# Job
An exact reproduction of the records is required, with all images left out.

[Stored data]

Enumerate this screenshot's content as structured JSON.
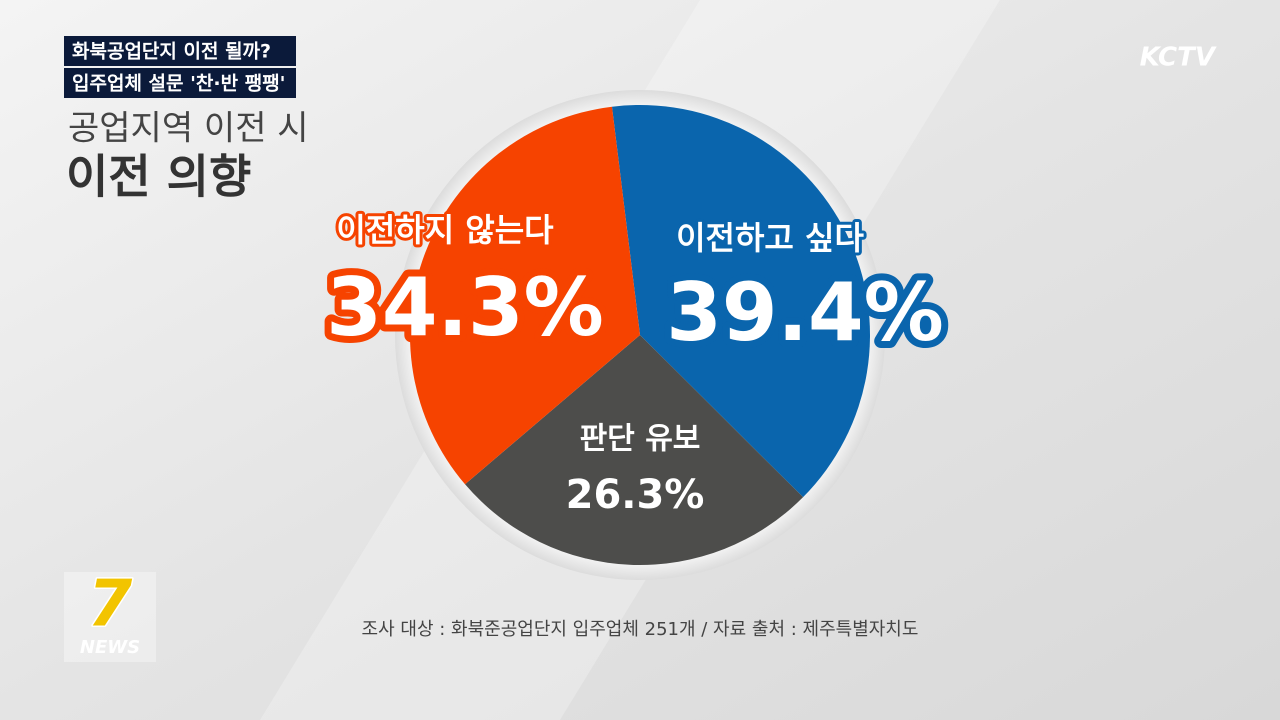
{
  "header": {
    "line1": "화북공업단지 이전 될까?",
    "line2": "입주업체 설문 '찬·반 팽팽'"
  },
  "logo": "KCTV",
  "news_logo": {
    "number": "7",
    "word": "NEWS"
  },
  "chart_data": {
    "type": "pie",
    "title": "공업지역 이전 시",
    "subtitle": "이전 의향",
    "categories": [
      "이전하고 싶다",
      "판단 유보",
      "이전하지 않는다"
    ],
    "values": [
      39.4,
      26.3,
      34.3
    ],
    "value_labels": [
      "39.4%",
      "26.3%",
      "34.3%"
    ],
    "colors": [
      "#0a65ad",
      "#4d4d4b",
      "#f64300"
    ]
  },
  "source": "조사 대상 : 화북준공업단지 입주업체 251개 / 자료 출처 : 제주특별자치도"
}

# The response
Enumerate this screenshot's content as structured JSON.
{
  "header": {
    "line1": "화북공업단지 이전 될까?",
    "line2": "입주업체 설문 '찬·반 팽팽'"
  },
  "logo": "KCTV",
  "news_logo": {
    "number": "7",
    "word": "NEWS"
  },
  "chart_data": {
    "type": "pie",
    "title": "공업지역 이전 시",
    "subtitle": "이전 의향",
    "categories": [
      "이전하고 싶다",
      "판단 유보",
      "이전하지 않는다"
    ],
    "values": [
      39.4,
      26.3,
      34.3
    ],
    "value_labels": [
      "39.4%",
      "26.3%",
      "34.3%"
    ],
    "colors": [
      "#0a65ad",
      "#4d4d4b",
      "#f64300"
    ]
  },
  "source": "조사 대상 : 화북준공업단지 입주업체 251개 / 자료 출처 : 제주특별자치도"
}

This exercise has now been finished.